■ YOUR OBJECTIVE: Below are some records; reproduce every one of them exactly.

■ INPUT DATA:
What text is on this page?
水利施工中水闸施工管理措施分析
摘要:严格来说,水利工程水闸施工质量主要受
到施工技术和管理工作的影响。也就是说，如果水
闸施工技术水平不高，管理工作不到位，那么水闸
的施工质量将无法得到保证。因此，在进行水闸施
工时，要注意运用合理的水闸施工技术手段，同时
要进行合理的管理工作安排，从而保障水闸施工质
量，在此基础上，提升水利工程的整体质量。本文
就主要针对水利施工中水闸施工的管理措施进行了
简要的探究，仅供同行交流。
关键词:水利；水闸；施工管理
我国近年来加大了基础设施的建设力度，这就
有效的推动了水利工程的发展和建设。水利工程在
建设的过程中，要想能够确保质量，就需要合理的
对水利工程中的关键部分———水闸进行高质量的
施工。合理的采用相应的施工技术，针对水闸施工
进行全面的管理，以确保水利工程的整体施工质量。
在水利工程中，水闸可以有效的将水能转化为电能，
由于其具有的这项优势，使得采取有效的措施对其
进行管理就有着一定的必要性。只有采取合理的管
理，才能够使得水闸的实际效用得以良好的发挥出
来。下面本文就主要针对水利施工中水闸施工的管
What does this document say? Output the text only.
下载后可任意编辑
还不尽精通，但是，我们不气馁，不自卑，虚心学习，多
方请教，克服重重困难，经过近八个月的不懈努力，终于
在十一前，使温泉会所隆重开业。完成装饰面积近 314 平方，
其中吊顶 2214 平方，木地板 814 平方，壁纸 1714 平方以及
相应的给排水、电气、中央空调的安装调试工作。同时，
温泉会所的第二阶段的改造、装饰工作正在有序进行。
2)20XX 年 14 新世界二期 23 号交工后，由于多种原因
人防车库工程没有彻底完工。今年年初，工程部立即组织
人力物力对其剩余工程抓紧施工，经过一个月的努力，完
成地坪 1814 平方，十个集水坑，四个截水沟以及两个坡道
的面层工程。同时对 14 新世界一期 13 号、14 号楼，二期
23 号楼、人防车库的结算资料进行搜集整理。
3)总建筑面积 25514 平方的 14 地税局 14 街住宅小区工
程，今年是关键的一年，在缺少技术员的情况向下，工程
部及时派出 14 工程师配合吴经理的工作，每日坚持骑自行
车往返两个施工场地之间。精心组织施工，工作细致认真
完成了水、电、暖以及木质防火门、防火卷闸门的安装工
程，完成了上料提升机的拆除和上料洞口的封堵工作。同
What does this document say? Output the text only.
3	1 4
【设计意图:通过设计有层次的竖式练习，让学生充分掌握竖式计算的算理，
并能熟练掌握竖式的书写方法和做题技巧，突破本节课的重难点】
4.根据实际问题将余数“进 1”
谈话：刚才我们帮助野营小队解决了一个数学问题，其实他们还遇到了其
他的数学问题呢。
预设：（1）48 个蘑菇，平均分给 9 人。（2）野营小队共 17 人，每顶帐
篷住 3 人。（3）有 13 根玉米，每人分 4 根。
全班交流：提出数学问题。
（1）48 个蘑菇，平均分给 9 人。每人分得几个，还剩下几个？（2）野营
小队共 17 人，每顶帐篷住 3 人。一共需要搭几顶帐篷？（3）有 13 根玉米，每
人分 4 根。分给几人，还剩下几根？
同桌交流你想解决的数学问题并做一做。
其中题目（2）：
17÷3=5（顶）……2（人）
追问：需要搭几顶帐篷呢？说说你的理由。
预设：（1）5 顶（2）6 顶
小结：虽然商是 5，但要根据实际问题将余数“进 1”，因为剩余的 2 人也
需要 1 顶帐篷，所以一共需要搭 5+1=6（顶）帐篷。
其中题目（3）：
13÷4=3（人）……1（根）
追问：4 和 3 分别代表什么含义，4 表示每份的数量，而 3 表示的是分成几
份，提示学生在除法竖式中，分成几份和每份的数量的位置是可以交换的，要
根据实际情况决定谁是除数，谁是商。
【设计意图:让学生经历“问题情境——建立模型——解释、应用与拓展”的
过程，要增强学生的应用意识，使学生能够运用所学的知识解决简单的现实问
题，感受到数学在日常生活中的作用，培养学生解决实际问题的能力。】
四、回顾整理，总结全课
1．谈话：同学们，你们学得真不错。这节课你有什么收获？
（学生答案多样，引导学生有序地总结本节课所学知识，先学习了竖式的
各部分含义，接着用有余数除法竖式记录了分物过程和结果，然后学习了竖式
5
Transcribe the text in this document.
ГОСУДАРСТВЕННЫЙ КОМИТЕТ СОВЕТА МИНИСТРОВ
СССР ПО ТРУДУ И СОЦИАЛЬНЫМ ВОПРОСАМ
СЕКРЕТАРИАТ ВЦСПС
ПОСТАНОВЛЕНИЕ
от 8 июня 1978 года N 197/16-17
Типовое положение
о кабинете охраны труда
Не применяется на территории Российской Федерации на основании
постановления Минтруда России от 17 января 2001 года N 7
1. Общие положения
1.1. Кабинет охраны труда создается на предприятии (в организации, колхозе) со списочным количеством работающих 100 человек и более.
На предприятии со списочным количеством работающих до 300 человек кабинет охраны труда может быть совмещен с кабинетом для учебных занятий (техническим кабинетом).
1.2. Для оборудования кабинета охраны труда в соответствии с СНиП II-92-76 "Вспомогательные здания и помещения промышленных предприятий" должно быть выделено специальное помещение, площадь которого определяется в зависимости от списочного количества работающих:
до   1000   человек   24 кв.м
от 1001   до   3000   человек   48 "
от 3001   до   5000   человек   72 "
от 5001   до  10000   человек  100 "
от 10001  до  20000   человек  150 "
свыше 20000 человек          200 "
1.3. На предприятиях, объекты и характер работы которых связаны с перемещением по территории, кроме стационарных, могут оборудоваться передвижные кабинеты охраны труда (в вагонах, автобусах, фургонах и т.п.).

■ TASK RESPONSE:
What text is on this page?
水利施工中水闸施工管理措施分析
摘要:严格来说,水利工程水闸施工质量主要受
到施工技术和管理工作的影响。也就是说，如果水
闸施工技术水平不高，管理工作不到位，那么水闸
的施工质量将无法得到保证。因此，在进行水闸施
工时，要注意运用合理的水闸施工技术手段，同时
要进行合理的管理工作安排，从而保障水闸施工质
量，在此基础上，提升水利工程的整体质量。本文
就主要针对水利施工中水闸施工的管理措施进行了
简要的探究，仅供同行交流。
关键词:水利；水闸；施工管理
我国近年来加大了基础设施的建设力度，这就
有效的推动了水利工程的发展和建设。水利工程在
建设的过程中，要想能够确保质量，就需要合理的
对水利工程中的关键部分———水闸进行高质量的
施工。合理的采用相应的施工技术，针对水闸施工
进行全面的管理，以确保水利工程的整体施工质量。
在水利工程中，水闸可以有效的将水能转化为电能，
由于其具有的这项优势，使得采取有效的措施对其
进行管理就有着一定的必要性。只有采取合理的管
理，才能够使得水闸的实际效用得以良好的发挥出
来。下面本文就主要针对水利施工中水闸施工的管
What does this document say? Output the text only.
下载后可任意编辑
还不尽精通，但是，我们不气馁，不自卑，虚心学习，多
方请教，克服重重困难，经过近八个月的不懈努力，终于
在十一前，使温泉会所隆重开业。完成装饰面积近 314 平方，
其中吊顶 2214 平方，木地板 814 平方，壁纸 1714 平方以及
相应的给排水、电气、中央空调的安装调试工作。同时，
温泉会所的第二阶段的改造、装饰工作正在有序进行。
2)20XX 年 14 新世界二期 23 号交工后，由于多种原因
人防车库工程没有彻底完工。今年年初，工程部立即组织
人力物力对其剩余工程抓紧施工，经过一个月的努力，完
成地坪 1814 平方，十个集水坑，四个截水沟以及两个坡道
的面层工程。同时对 14 新世界一期 13 号、14 号楼，二期
23 号楼、人防车库的结算资料进行搜集整理。
3)总建筑面积 25514 平方的 14 地税局 14 街住宅小区工
程，今年是关键的一年，在缺少技术员的情况向下，工程
部及时派出 14 工程师配合吴经理的工作，每日坚持骑自行
车往返两个施工场地之间。精心组织施工，工作细致认真
完成了水、电、暖以及木质防火门、防火卷闸门的安装工
程，完成了上料提升机的拆除和上料洞口的封堵工作。同
What does this document say? Output the text only.
3	1 4
【设计意图:通过设计有层次的竖式练习，让学生充分掌握竖式计算的算理，
并能熟练掌握竖式的书写方法和做题技巧，突破本节课的重难点】
4.根据实际问题将余数“进 1”
谈话：刚才我们帮助野营小队解决了一个数学问题，其实他们还遇到了其
他的数学问题呢。
预设：（1）48 个蘑菇，平均分给 9 人。（2）野营小队共 17 人，每顶帐
篷住 3 人。（3）有 13 根玉米，每人分 4 根。
全班交流：提出数学问题。
（1）48 个蘑菇，平均分给 9 人。每人分得几个，还剩下几个？（2）野营
小队共 17 人，每顶帐篷住 3 人。一共需要搭几顶帐篷？（3）有 13 根玉米，每
人分 4 根。分给几人，还剩下几根？
同桌交流你想解决的数学问题并做一做。
其中题目（2）：
17÷3=5（顶）……2（人）
追问：需要搭几顶帐篷呢？说说你的理由。
预设：（1）5 顶（2）6 顶
小结：虽然商是 5，但要根据实际问题将余数“进 1”，因为剩余的 2 人也
需要 1 顶帐篷，所以一共需要搭 5+1=6（顶）帐篷。
其中题目（3）：
13÷4=3（人）……1（根）
追问：4 和 3 分别代表什么含义，4 表示每份的数量，而 3 表示的是分成几
份，提示学生在除法竖式中，分成几份和每份的数量的位置是可以交换的，要
根据实际情况决定谁是除数，谁是商。
【设计意图:让学生经历“问题情境——建立模型——解释、应用与拓展”的
过程，要增强学生的应用意识，使学生能够运用所学的知识解决简单的现实问
题，感受到数学在日常生活中的作用，培养学生解决实际问题的能力。】
四、回顾整理，总结全课
1．谈话：同学们，你们学得真不错。这节课你有什么收获？
（学生答案多样，引导学生有序地总结本节课所学知识，先学习了竖式的
各部分含义，接着用有余数除法竖式记录了分物过程和结果，然后学习了竖式
5
Transcribe the text in this document.
ГОСУДАРСТВЕННЫЙ КОМИТЕТ СОВЕТА МИНИСТРОВ
СССР ПО ТРУДУ И СОЦИАЛЬНЫМ ВОПРОСАМ
СЕКРЕТАРИАТ ВЦСПС
ПОСТАНОВЛЕНИЕ
от 8 июня 1978 года N 197/16-17
Типовое положение
о кабинете охраны труда
Не применяется на территории Российской Федерации на основании
постановления Минтруда России от 17 января 2001 года N 7
1. Общие положения
1.1. Кабинет охраны труда создается на предприятии (в организации, колхозе) со списочным количеством работающих 100 человек и более.
На предприятии со списочным количеством работающих до 300 человек кабинет охраны труда может быть совмещен с кабинетом для учебных занятий (техническим кабинетом).
1.2. Для оборудования кабинета охраны труда в соответствии с СНиП II-92-76 "Вспомогательные здания и помещения промышленных предприятий" должно быть выделено специальное помещение, площадь которого определяется в зависимости от списочного количества работающих:
до   1000   человек   24 кв.м
от 1001   до   3000   человек   48 "
от 3001   до   5000   человек   72 "
от 5001   до  10000   человек  100 "
от 10001  до  20000   человек  150 "
свыше 20000 человек          200 "
1.3. На предприятиях, объекты и характер работы которых связаны с перемещением по территории, кроме стационарных, могут оборудоваться передвижные кабинеты охраны труда (в вагонах, автобусах, фургонах и т.п.).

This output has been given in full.